Task statement
Edit the entries below so that each "Council Member" becomes "Commissioner", and leave every other character as it is.

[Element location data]
- - -

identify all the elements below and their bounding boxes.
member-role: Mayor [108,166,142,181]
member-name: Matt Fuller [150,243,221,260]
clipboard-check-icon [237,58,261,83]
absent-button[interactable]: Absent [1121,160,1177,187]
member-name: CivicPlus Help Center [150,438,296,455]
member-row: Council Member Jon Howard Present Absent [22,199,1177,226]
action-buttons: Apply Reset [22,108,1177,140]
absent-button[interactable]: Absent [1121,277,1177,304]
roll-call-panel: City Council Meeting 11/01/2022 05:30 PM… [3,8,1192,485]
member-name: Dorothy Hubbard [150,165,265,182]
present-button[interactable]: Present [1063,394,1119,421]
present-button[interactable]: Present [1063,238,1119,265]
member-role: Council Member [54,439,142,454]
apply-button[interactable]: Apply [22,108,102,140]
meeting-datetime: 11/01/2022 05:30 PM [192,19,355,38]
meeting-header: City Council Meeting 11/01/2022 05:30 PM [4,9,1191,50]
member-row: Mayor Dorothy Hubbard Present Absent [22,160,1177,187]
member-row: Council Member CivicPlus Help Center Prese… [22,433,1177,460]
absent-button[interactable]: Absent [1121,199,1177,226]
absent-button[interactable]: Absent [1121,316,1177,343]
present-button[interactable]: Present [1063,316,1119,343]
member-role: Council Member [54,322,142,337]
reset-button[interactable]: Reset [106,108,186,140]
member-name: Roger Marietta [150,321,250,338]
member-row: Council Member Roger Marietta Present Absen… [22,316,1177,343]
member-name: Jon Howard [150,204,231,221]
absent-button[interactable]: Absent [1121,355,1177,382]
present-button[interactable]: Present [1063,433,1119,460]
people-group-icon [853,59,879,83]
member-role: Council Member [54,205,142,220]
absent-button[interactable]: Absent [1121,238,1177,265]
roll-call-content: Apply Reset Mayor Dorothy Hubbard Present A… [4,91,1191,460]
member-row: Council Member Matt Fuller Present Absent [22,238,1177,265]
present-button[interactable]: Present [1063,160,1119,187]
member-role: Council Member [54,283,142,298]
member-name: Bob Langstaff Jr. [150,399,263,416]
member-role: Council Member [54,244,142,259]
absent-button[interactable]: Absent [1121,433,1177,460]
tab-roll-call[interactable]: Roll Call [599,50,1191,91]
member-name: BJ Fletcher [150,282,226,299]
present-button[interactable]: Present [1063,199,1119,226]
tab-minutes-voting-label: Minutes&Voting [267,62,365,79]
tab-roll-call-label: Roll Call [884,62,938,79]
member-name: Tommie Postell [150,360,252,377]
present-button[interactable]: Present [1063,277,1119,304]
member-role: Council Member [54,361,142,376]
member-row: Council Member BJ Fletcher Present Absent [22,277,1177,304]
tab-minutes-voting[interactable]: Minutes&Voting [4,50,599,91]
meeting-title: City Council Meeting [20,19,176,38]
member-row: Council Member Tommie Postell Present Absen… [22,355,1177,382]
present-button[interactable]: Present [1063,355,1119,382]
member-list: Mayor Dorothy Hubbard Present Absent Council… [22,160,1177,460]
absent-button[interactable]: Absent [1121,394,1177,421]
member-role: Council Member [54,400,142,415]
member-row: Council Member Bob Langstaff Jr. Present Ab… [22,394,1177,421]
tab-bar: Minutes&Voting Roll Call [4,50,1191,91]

- - -

Task result
identify all the elements below and their bounding boxes.
member-role: Mayor [108,166,142,181]
member-name: Matt Fuller [150,243,221,260]
clipboard-check-icon [237,58,261,83]
absent-button[interactable]: Absent [1121,160,1177,187]
member-name: CivicPlus Help Center [150,438,296,455]
member-row: Commissioner Jon Howard Present Absent [22,199,1177,226]
action-buttons: Apply Reset [22,108,1177,140]
absent-button[interactable]: Absent [1121,277,1177,304]
roll-call-panel: City Council Meeting 11/01/2022 05:30 PM… [3,8,1192,485]
member-name: Dorothy Hubbard [150,165,265,182]
present-button[interactable]: Present [1063,394,1119,421]
present-button[interactable]: Present [1063,238,1119,265]
member-role: Commissioner [54,439,142,454]
apply-button[interactable]: Apply [22,108,102,140]
meeting-datetime: 11/01/2022 05:30 PM [192,19,355,38]
meeting-header: City Council Meeting 11/01/2022 05:30 PM [4,9,1191,50]
member-row: Mayor Dorothy Hubbard Present Absent [22,160,1177,187]
member-row: Commissioner CivicPlus Help Center Prese… [22,433,1177,460]
absent-button[interactable]: Absent [1121,199,1177,226]
absent-button[interactable]: Absent [1121,316,1177,343]
present-button[interactable]: Present [1063,316,1119,343]
member-role: Commissioner [54,322,142,337]
reset-button[interactable]: Reset [106,108,186,140]
member-name: Roger Marietta [150,321,250,338]
member-row: Commissioner Roger Marietta Present Absen… [22,316,1177,343]
member-name: Jon Howard [150,204,231,221]
absent-button[interactable]: Absent [1121,355,1177,382]
present-button[interactable]: Present [1063,433,1119,460]
people-group-icon [853,59,879,83]
member-role: Commissioner [54,205,142,220]
absent-button[interactable]: Absent [1121,238,1177,265]
roll-call-content: Apply Reset Mayor Dorothy Hubbard Present A… [4,91,1191,460]
member-row: Commissioner Matt Fuller Present Absent [22,238,1177,265]
present-button[interactable]: Present [1063,160,1119,187]
member-role: Commissioner [54,283,142,298]
member-name: Bob Langstaff Jr. [150,399,263,416]
member-role: Commissioner [54,244,142,259]
absent-button[interactable]: Absent [1121,433,1177,460]
tab-roll-call[interactable]: Roll Call [599,50,1191,91]
member-name: BJ Fletcher [150,282,226,299]
present-button[interactable]: Present [1063,199,1119,226]
tab-minutes-voting-label: Minutes&Voting [267,62,365,79]
tab-roll-call-label: Roll Call [884,62,938,79]
member-name: Tommie Postell [150,360,252,377]
present-button[interactable]: Present [1063,277,1119,304]
member-role: Commissioner [54,361,142,376]
member-row: Commissioner BJ Fletcher Present Absent [22,277,1177,304]
tab-minutes-voting[interactable]: Minutes&Voting [4,50,599,91]
meeting-title: City Council Meeting [20,19,176,38]
member-row: Commissioner Tommie Postell Present Absen… [22,355,1177,382]
present-button[interactable]: Present [1063,355,1119,382]
member-list: Mayor Dorothy Hubbard Present Absent Council… [22,160,1177,460]
absent-button[interactable]: Absent [1121,394,1177,421]
member-role: Commissioner [54,400,142,415]
member-row: Commissioner Bob Langstaff Jr. Present Ab… [22,394,1177,421]
tab-bar: Minutes&Voting Roll Call [4,50,1191,91]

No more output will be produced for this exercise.